Copy out every line exactly, passing over the pictures.

Dataset items:
******************************
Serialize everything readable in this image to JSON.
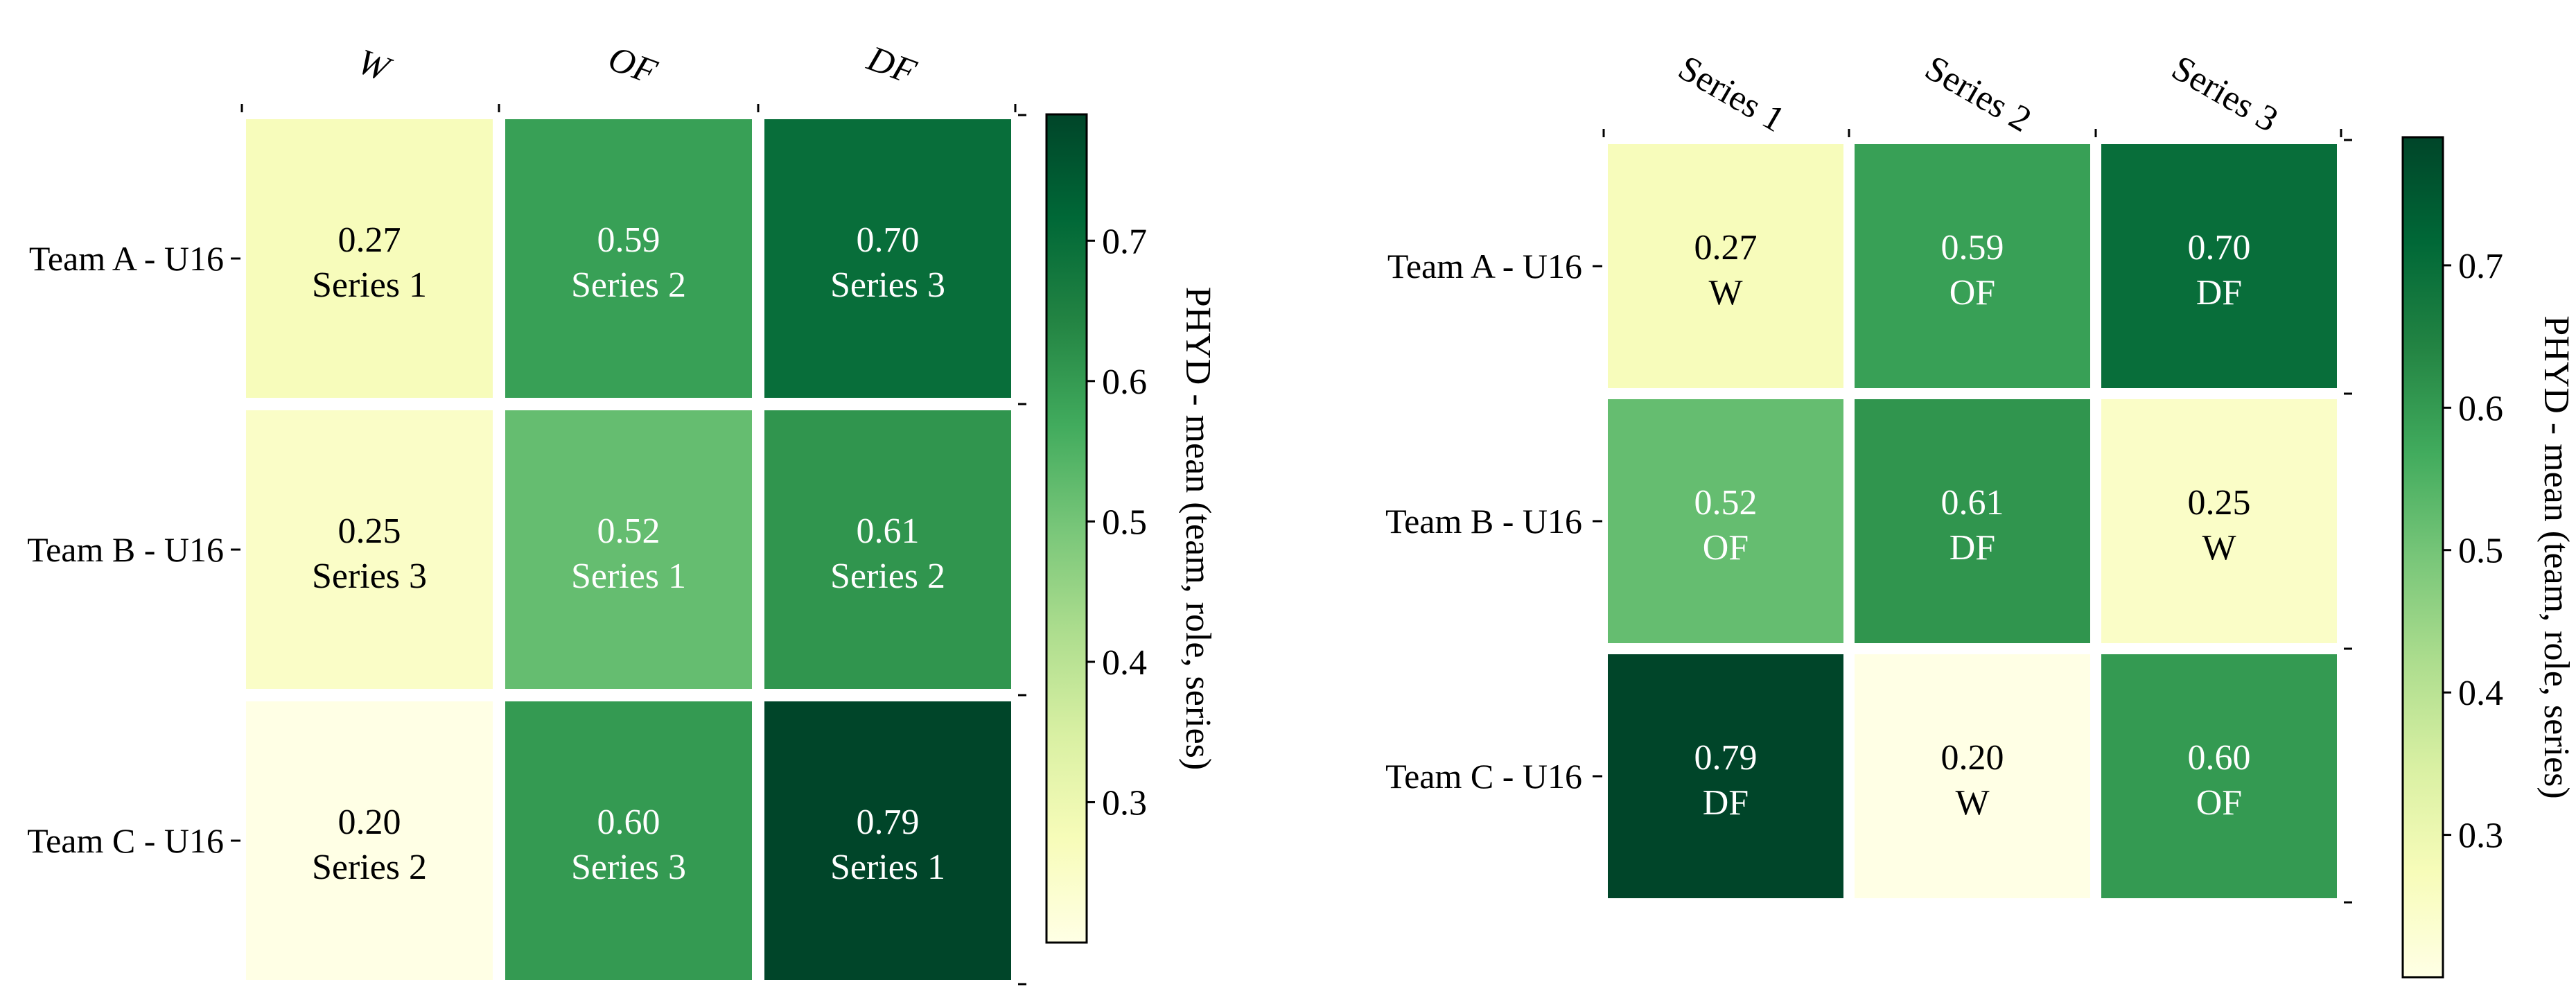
{
  "chart_data": [
    {
      "type": "heatmap",
      "title": "",
      "xlabel": "",
      "ylabel": "",
      "columns": [
        "W",
        "OF",
        "DF"
      ],
      "rows": [
        "Team A - U16",
        "Team B - U16",
        "Team C - U16"
      ],
      "cells": [
        [
          {
            "value": 0.27,
            "label": "Series 1"
          },
          {
            "value": 0.59,
            "label": "Series 2"
          },
          {
            "value": 0.7,
            "label": "Series 3"
          }
        ],
        [
          {
            "value": 0.25,
            "label": "Series 3"
          },
          {
            "value": 0.52,
            "label": "Series 1"
          },
          {
            "value": 0.61,
            "label": "Series 2"
          }
        ],
        [
          {
            "value": 0.2,
            "label": "Series 2"
          },
          {
            "value": 0.6,
            "label": "Series 3"
          },
          {
            "value": 0.79,
            "label": "Series 1"
          }
        ]
      ],
      "colorbar": {
        "label": "PHYD - mean (team, role, series)",
        "range": [
          0.2,
          0.79
        ],
        "ticks": [
          "0.3",
          "0.4",
          "0.5",
          "0.6",
          "0.7"
        ],
        "colormap": "YlGn"
      },
      "grid": false
    },
    {
      "type": "heatmap",
      "title": "",
      "xlabel": "",
      "ylabel": "",
      "columns": [
        "Series 1",
        "Series 2",
        "Series 3"
      ],
      "rows": [
        "Team A - U16",
        "Team B - U16",
        "Team C - U16"
      ],
      "cells": [
        [
          {
            "value": 0.27,
            "label": "W"
          },
          {
            "value": 0.59,
            "label": "OF"
          },
          {
            "value": 0.7,
            "label": "DF"
          }
        ],
        [
          {
            "value": 0.52,
            "label": "OF"
          },
          {
            "value": 0.61,
            "label": "DF"
          },
          {
            "value": 0.25,
            "label": "W"
          }
        ],
        [
          {
            "value": 0.79,
            "label": "DF"
          },
          {
            "value": 0.2,
            "label": "W"
          },
          {
            "value": 0.6,
            "label": "OF"
          }
        ]
      ],
      "colorbar": {
        "label": "PHYD - mean (team, role, series)",
        "range": [
          0.2,
          0.79
        ],
        "ticks": [
          "0.3",
          "0.4",
          "0.5",
          "0.6",
          "0.7"
        ],
        "colormap": "YlGn"
      },
      "grid": false
    }
  ],
  "colors": {
    "low": "#ffffe5",
    "high": "#004529",
    "axis": "#000000",
    "background": "#ffffff"
  }
}
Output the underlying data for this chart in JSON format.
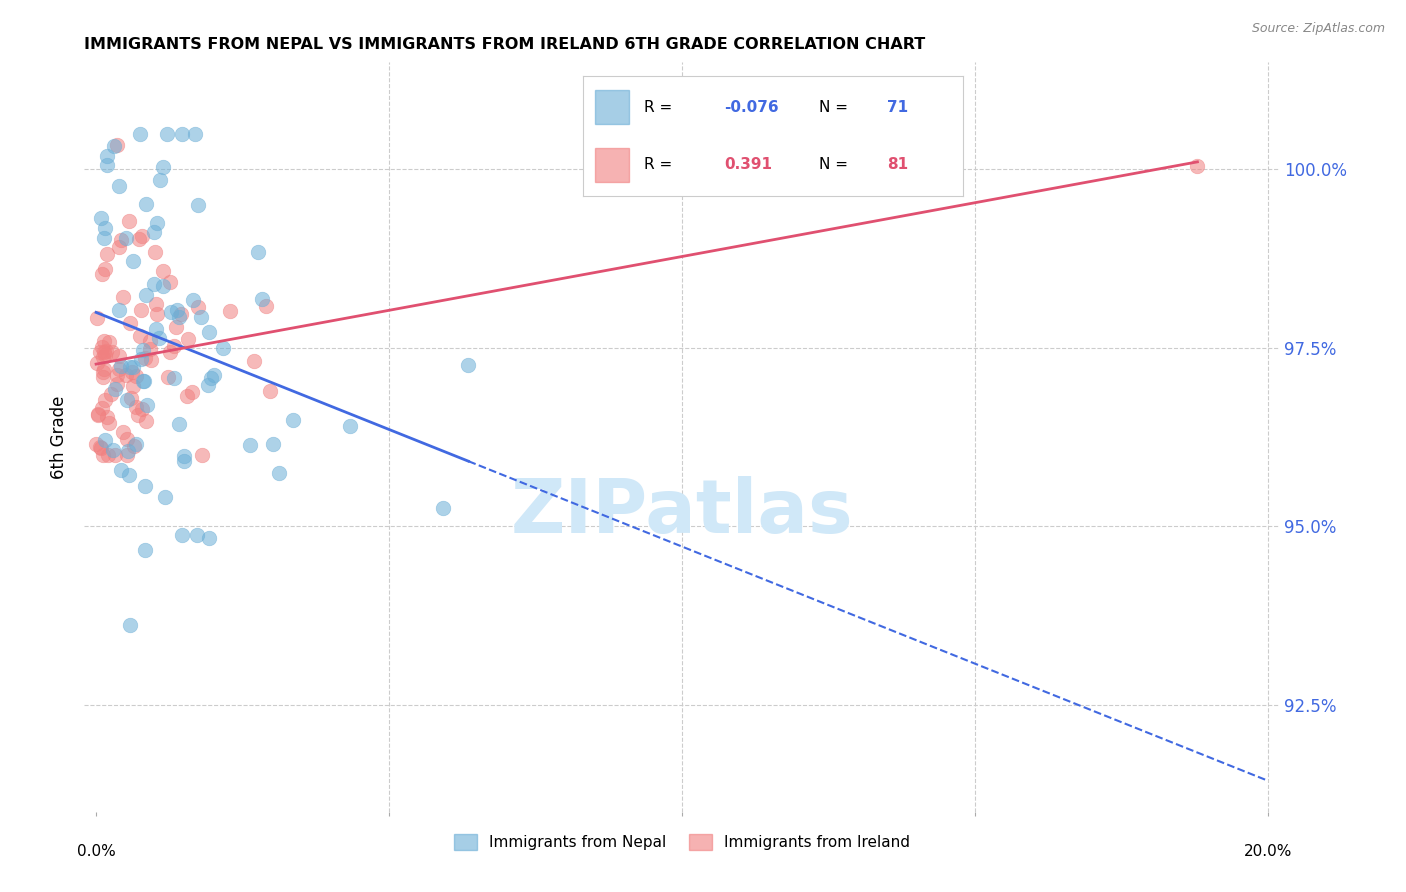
{
  "title": "IMMIGRANTS FROM NEPAL VS IMMIGRANTS FROM IRELAND 6TH GRADE CORRELATION CHART",
  "source": "Source: ZipAtlas.com",
  "ylabel": "6th Grade",
  "yticks": [
    92.5,
    95.0,
    97.5,
    100.0
  ],
  "ytick_labels": [
    "92.5%",
    "95.0%",
    "97.5%",
    "100.0%"
  ],
  "xlim": [
    0.0,
    0.2
  ],
  "ylim": [
    91.0,
    101.5
  ],
  "legend_nepal_R": "-0.076",
  "legend_nepal_N": "71",
  "legend_ireland_R": "0.391",
  "legend_ireland_N": "81",
  "nepal_color": "#6baed6",
  "ireland_color": "#f08080",
  "trend_nepal_color": "#4169e1",
  "trend_ireland_color": "#e05070",
  "background_color": "#ffffff",
  "watermark_text": "ZIPatlas",
  "watermark_color": "#d0e8f8"
}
******************************
• _Solution for this exercise_
Serialize everything readable in this image to JSON.
{
  "chart_data": [
    {
      "type": "heatmap",
      "title": "",
      "xlabel": "",
      "ylabel": "",
      "columns": [
        "W",
        "OF",
        "DF"
      ],
      "rows": [
        "Team A - U16",
        "Team B - U16",
        "Team C - U16"
      ],
      "cells": [
        [
          {
            "value": 0.27,
            "label": "Series 1"
          },
          {
            "value": 0.59,
            "label": "Series 2"
          },
          {
            "value": 0.7,
            "label": "Series 3"
          }
        ],
        [
          {
            "value": 0.25,
            "label": "Series 3"
          },
          {
            "value": 0.52,
            "label": "Series 1"
          },
          {
            "value": 0.61,
            "label": "Series 2"
          }
        ],
        [
          {
            "value": 0.2,
            "label": "Series 2"
          },
          {
            "value": 0.6,
            "label": "Series 3"
          },
          {
            "value": 0.79,
            "label": "Series 1"
          }
        ]
      ],
      "colorbar": {
        "label": "PHYD - mean (team, role, series)",
        "range": [
          0.2,
          0.79
        ],
        "ticks": [
          "0.3",
          "0.4",
          "0.5",
          "0.6",
          "0.7"
        ],
        "colormap": "YlGn"
      },
      "grid": false
    },
    {
      "type": "heatmap",
      "title": "",
      "xlabel": "",
      "ylabel": "",
      "columns": [
        "Series 1",
        "Series 2",
        "Series 3"
      ],
      "rows": [
        "Team A - U16",
        "Team B - U16",
        "Team C - U16"
      ],
      "cells": [
        [
          {
            "value": 0.27,
            "label": "W"
          },
          {
            "value": 0.59,
            "label": "OF"
          },
          {
            "value": 0.7,
            "label": "DF"
          }
        ],
        [
          {
            "value": 0.52,
            "label": "OF"
          },
          {
            "value": 0.61,
            "label": "DF"
          },
          {
            "value": 0.25,
            "label": "W"
          }
        ],
        [
          {
            "value": 0.79,
            "label": "DF"
          },
          {
            "value": 0.2,
            "label": "W"
          },
          {
            "value": 0.6,
            "label": "OF"
          }
        ]
      ],
      "colorbar": {
        "label": "PHYD - mean (team, role, series)",
        "range": [
          0.2,
          0.79
        ],
        "ticks": [
          "0.3",
          "0.4",
          "0.5",
          "0.6",
          "0.7"
        ],
        "colormap": "YlGn"
      },
      "grid": false
    }
  ],
  "colors": {
    "low": "#ffffe5",
    "high": "#004529",
    "axis": "#000000",
    "background": "#ffffff"
  }
}
Output the underlying data for this chart in JSON format.
{
  "title": "IMMIGRANTS FROM NEPAL VS IMMIGRANTS FROM IRELAND 6TH GRADE CORRELATION CHART",
  "source": "Source: ZipAtlas.com",
  "ylabel": "6th Grade",
  "yticks": [
    92.5,
    95.0,
    97.5,
    100.0
  ],
  "ytick_labels": [
    "92.5%",
    "95.0%",
    "97.5%",
    "100.0%"
  ],
  "xlim": [
    0.0,
    0.2
  ],
  "ylim": [
    91.0,
    101.5
  ],
  "legend_nepal_R": "-0.076",
  "legend_nepal_N": "71",
  "legend_ireland_R": "0.391",
  "legend_ireland_N": "81",
  "nepal_color": "#6baed6",
  "ireland_color": "#f08080",
  "trend_nepal_color": "#4169e1",
  "trend_ireland_color": "#e05070",
  "background_color": "#ffffff",
  "watermark_text": "ZIPatlas",
  "watermark_color": "#d0e8f8"
}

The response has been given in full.